Task brief: Return only the number of lines holding the word "Ausfälle".

>>

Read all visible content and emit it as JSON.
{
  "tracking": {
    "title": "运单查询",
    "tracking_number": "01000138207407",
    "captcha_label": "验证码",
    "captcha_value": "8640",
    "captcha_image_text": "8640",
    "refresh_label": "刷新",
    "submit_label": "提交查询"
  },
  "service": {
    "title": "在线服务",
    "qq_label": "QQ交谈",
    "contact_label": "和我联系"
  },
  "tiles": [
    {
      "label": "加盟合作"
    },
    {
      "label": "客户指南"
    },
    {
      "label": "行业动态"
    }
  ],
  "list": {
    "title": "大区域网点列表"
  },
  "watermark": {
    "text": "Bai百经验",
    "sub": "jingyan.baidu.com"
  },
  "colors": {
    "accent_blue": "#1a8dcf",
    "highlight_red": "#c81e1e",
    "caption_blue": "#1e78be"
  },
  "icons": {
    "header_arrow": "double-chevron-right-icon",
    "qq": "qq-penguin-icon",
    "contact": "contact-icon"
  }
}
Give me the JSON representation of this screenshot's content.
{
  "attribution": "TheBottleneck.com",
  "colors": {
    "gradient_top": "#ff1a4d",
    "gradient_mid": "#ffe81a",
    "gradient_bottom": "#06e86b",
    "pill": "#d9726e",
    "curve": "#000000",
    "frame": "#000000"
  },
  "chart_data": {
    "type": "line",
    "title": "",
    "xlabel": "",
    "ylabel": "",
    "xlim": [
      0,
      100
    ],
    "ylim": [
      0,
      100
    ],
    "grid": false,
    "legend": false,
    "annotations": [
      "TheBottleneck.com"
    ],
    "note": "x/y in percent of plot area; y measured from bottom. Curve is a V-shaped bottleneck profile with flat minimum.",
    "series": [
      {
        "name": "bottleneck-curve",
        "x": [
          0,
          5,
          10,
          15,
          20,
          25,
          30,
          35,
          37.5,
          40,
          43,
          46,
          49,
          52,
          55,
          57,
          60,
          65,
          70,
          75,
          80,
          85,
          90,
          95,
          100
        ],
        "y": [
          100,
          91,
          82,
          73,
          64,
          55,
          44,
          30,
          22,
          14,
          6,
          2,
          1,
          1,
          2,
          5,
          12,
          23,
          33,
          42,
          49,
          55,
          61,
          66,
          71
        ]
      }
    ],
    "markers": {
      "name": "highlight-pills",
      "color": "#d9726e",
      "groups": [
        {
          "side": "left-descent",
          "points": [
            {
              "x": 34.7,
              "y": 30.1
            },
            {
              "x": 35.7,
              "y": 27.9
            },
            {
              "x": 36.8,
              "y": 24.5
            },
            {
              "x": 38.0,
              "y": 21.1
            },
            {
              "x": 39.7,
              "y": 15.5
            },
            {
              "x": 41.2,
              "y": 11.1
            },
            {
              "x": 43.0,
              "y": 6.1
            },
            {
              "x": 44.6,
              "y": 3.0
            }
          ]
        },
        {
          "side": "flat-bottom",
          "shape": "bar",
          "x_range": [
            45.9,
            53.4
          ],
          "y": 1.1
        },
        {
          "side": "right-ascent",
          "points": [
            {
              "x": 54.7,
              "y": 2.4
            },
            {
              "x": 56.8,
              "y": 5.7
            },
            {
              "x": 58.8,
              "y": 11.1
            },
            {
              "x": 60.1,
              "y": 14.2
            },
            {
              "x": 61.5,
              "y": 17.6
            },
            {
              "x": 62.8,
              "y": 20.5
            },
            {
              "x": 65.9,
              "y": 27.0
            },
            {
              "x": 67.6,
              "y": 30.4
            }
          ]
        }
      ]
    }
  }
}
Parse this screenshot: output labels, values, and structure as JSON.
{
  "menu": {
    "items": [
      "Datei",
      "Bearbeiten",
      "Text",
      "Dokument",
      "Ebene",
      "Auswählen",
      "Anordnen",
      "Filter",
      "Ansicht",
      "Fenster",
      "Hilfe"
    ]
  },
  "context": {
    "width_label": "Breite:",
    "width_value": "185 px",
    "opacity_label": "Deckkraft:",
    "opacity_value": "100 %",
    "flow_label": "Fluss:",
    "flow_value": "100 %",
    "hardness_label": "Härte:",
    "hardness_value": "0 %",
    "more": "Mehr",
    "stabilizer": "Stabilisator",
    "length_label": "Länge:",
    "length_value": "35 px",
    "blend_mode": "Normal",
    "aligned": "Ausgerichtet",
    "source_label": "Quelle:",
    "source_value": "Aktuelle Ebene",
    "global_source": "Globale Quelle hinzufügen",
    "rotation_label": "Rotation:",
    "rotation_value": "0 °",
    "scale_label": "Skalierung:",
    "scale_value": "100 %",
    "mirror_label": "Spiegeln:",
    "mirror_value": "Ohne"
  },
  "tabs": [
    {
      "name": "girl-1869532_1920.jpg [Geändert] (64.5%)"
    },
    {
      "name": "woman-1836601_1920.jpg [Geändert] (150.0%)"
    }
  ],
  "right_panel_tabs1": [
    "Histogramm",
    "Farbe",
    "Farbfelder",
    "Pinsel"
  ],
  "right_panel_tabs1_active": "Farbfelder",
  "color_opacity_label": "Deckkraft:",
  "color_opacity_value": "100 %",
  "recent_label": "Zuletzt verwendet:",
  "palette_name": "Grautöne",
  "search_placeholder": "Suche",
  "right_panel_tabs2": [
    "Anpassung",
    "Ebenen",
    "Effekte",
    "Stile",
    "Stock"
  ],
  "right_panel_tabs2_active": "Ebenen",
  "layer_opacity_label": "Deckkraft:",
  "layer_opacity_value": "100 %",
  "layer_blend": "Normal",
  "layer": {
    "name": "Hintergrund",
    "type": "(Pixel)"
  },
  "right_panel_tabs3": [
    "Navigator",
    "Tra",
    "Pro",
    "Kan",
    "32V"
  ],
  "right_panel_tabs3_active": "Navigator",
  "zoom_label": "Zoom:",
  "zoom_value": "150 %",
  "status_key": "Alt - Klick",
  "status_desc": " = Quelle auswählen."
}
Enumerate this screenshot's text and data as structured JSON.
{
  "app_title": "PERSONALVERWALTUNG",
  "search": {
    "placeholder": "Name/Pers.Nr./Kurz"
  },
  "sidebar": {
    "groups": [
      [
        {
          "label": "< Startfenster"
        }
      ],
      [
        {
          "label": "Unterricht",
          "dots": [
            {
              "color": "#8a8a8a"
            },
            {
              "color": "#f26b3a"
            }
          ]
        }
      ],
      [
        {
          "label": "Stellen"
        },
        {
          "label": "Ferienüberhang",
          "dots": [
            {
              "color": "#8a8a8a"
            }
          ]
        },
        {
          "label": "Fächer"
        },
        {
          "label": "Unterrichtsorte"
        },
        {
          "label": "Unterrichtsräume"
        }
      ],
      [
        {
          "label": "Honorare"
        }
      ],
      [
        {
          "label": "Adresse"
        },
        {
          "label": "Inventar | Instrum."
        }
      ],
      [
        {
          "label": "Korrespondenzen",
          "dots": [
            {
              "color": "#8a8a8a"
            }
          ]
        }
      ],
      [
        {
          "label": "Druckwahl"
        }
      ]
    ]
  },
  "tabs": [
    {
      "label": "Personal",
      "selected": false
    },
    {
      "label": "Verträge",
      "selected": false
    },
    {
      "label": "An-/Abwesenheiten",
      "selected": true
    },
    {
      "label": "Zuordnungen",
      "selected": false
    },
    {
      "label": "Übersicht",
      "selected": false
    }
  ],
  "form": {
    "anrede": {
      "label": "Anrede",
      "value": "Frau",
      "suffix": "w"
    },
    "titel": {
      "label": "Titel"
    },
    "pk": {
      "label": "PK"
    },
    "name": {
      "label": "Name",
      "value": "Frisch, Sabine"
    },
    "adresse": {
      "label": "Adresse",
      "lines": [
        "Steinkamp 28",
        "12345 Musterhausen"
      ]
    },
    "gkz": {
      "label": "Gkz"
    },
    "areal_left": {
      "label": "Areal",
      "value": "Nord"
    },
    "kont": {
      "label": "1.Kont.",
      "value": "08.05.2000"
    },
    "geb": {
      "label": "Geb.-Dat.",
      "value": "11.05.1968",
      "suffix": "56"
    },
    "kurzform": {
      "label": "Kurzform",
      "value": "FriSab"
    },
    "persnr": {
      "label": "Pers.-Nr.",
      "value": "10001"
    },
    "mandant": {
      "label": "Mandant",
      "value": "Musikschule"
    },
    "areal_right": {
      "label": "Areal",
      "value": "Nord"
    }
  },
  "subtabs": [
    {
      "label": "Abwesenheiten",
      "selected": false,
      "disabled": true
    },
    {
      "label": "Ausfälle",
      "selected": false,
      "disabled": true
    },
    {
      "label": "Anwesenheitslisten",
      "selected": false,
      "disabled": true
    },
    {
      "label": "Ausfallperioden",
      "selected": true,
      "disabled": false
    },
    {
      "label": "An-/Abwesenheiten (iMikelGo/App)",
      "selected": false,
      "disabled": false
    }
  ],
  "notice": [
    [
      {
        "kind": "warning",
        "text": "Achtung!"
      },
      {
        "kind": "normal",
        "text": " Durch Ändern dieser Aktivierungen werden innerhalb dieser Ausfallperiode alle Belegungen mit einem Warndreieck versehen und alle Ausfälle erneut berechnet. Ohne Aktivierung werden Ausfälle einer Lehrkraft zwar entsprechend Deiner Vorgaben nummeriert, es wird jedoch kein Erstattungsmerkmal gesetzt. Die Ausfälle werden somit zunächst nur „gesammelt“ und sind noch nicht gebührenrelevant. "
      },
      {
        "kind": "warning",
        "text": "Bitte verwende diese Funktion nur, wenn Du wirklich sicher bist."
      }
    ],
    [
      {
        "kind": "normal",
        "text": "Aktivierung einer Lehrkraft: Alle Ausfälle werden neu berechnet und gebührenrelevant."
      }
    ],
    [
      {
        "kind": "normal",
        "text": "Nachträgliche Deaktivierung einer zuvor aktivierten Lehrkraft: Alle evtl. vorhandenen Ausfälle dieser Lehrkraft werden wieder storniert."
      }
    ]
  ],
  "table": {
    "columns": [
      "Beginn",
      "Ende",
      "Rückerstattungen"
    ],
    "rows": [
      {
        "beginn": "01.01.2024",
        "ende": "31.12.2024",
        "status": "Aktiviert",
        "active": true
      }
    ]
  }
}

<<

Solved exercise: 4